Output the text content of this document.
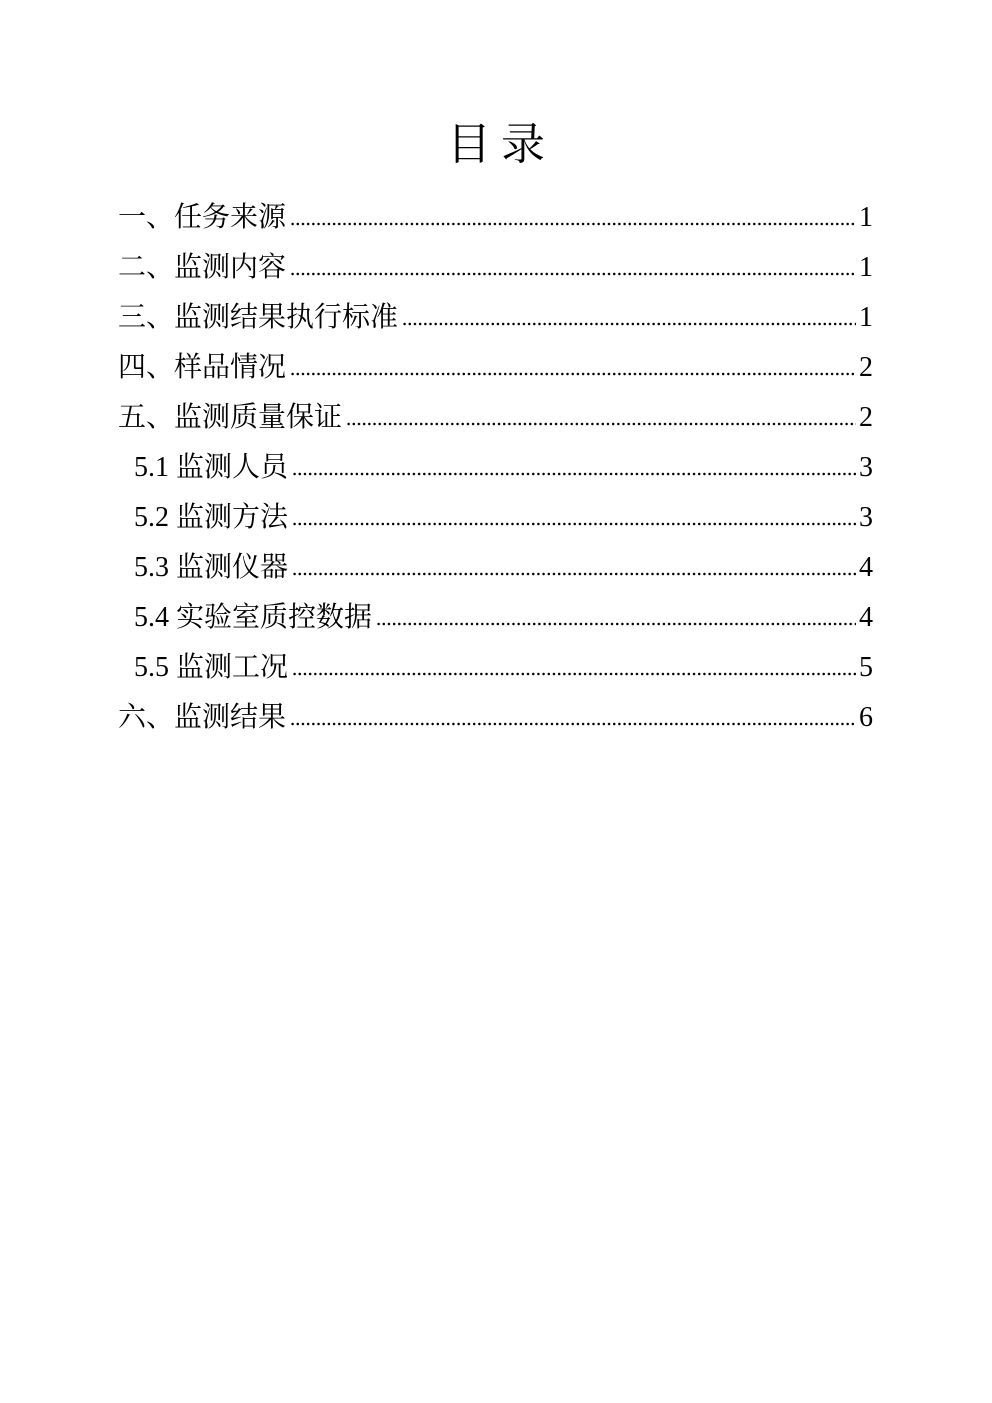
目录
一、任务来源	1
二、监测内容	1
三、监测结果执行标准	1
四、样品情况	2
五、监测质量保证	2
5.1 监测人员	3
5.2 监测方法	3
5.3 监测仪器	4
5.4 实验室质控数据	4
5.5 监测工况	5
六、监测结果	6
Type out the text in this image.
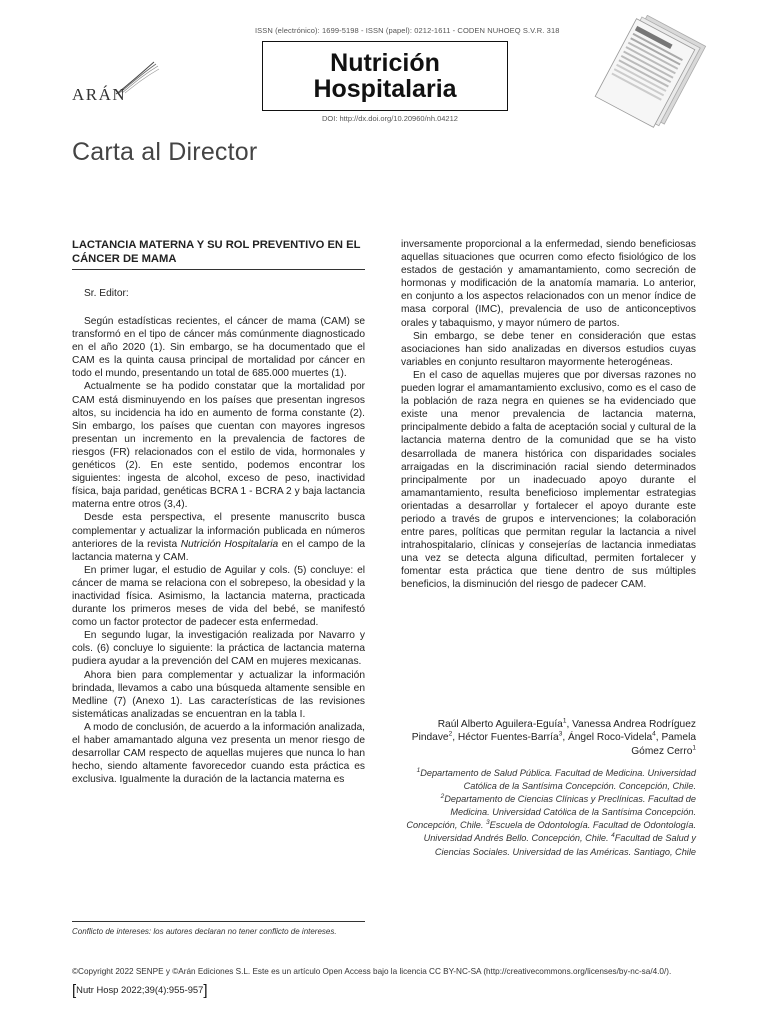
ISSN (electrónico): 1699-5198 - ISSN (papel): 0212-1611 - CODEN NUHOEQ S.V.R. 318
Nutrición
Hospitalaria
DOI: http://dx.doi.org/10.20960/nh.04212
ARÁN
Carta al Director
LACTANCIA MATERNA Y SU ROL PREVENTIVO EN EL CÁNCER DE MAMA

Sr. Editor:

Según estadísticas recientes, el cáncer de mama (CAM) se transformó en el tipo de cáncer más comúnmente diagnosticado en el año 2020 (1). Sin embargo, se ha documentado que el CAM es la quinta causa principal de mortalidad por cáncer en todo el mundo, presentando un total de 685.000 muertes (1).

Actualmente se ha podido constatar que la mortalidad por CAM está disminuyendo en los países que presentan ingresos altos, su incidencia ha ido en aumento de forma constante (2). Sin embargo, los países que cuentan con mayores ingresos presentan un incremento en la prevalencia de factores de riesgos (FR) relacionados con el estilo de vida, hormonales y genéticos (2). En este sentido, podemos encontrar los siguientes: ingesta de alcohol, exceso de peso, inactividad física, baja paridad, genéticas BCRA 1 - BCRA 2 y baja lactancia materna entre otros (3,4).

Desde esta perspectiva, el presente manuscrito busca complementar y actualizar la información publicada en números anteriores de la revista Nutrición Hospitalaria en el campo de la lactancia materna y CAM.

En primer lugar, el estudio de Aguilar y cols. (5) concluye: el cáncer de mama se relaciona con el sobrepeso, la obesidad y la inactividad física. Asimismo, la lactancia materna, practicada durante los primeros meses de vida del bebé, se manifestó como un factor protector de padecer esta enfermedad.

En segundo lugar, la investigación realizada por Navarro y cols. (6) concluye lo siguiente: la práctica de lactancia materna pudiera ayudar a la prevención del CAM en mujeres mexicanas.

Ahora bien para complementar y actualizar la información brindada, llevamos a cabo una búsqueda altamente sensible en Medline (7) (Anexo 1). Las características de las revisiones sistemáticas analizadas se encuentran en la tabla I.

A modo de conclusión, de acuerdo a la información analizada, el haber amamantado alguna vez presenta un menor riesgo de desarrollar CAM respecto de aquellas mujeres que nunca lo han hecho, siendo altamente favorecedor cuando esta práctica es exclusiva. Igualmente la duración de la lactancia materna es

inversamente proporcional a la enfermedad, siendo beneficiosas aquellas situaciones que ocurren como efecto fisiológico de los estados de gestación y amamantamiento, como secreción de hormonas y modificación de la anatomía mamaria. Lo anterior, en conjunto a los aspectos relacionados con un menor índice de masa corporal (IMC), prevalencia de uso de anticonceptivos orales y tabaquismo, y mayor número de partos.

Sin embargo, se debe tener en consideración que estas asociaciones han sido analizadas en diversos estudios cuyas variables en conjunto resultaron mayormente heterogéneas.

En el caso de aquellas mujeres que por diversas razones no pueden lograr el amamantamiento exclusivo, como es el caso de la población de raza negra en quienes se ha evidenciado que existe una menor prevalencia de lactancia materna, principalmente debido a falta de aceptación social y cultural de la lactancia materna dentro de la comunidad que se ha visto desarrollada de manera histórica con disparidades sociales arraigadas en la discriminación racial siendo determinados principalmente por un inadecuado apoyo durante el amamantamiento, resulta beneficioso implementar estrategias orientadas a desarrollar y fortalecer el apoyo durante este periodo a través de grupos e intervenciones; la colaboración entre pares, políticas que permitan regular la lactancia a nivel intrahospitalario, clínicas y consejerías de lactancia inmediatas una vez se detecta alguna dificultad, permiten fortalecer y fomentar esta práctica que tiene dentro de sus múltiples beneficios, la disminución del riesgo de padecer CAM.

Raúl Alberto Aguilera-Eguía$^1$, Vanessa Andrea Rodríguez Pindave$^2$, Héctor Fuentes-Barría$^3$, Ángel Roco-Videla$^4$, Pamela Gómez Cerro$^1$
$^1$Departamento de Salud Pública. Facultad de Medicina. Universidad Católica de la Santísima Concepción. Concepción, Chile. $^2$Departamento de Ciencias Clínicas y Preclínicas. Facultad de Medicina. Universidad Católica de la Santísima Concepción. Concepción, Chile. $^3$Escuela de Odontología. Facultad de Odontología. Universidad Andrés Bello. Concepción, Chile. $^4$Facultad de Salud y Ciencias Sociales. Universidad de las Américas. Santiago, Chile
Conflicto de intereses: los autores declaran no tener conflicto de intereses.
©Copyright 2022 SENPE y ©Arán Ediciones S.L. Este es un artículo Open Access bajo la licencia CC BY-NC-SA (http://creativecommons.org/licenses/by-nc-sa/4.0/).
[Nutr Hosp 2022;39(4):955-957]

= = = = = = =

WRITTEN TASK: Extract from the material all lines containing the string "complementar".

ANSWER:
Desde esta perspectiva, el presente manuscrito busca complementar y actualizar la información publicada en números anteriores de la revista Nutrición Hospitalaria en el campo de la lactancia materna y CAM.
Ahora bien para complementar y actualizar la información brindada, llevamos a cabo una búsqueda altamente sensible en Medline (7) (Anexo 1). Las características de las revisiones sistemáticas analizadas se encuentran en la tabla I.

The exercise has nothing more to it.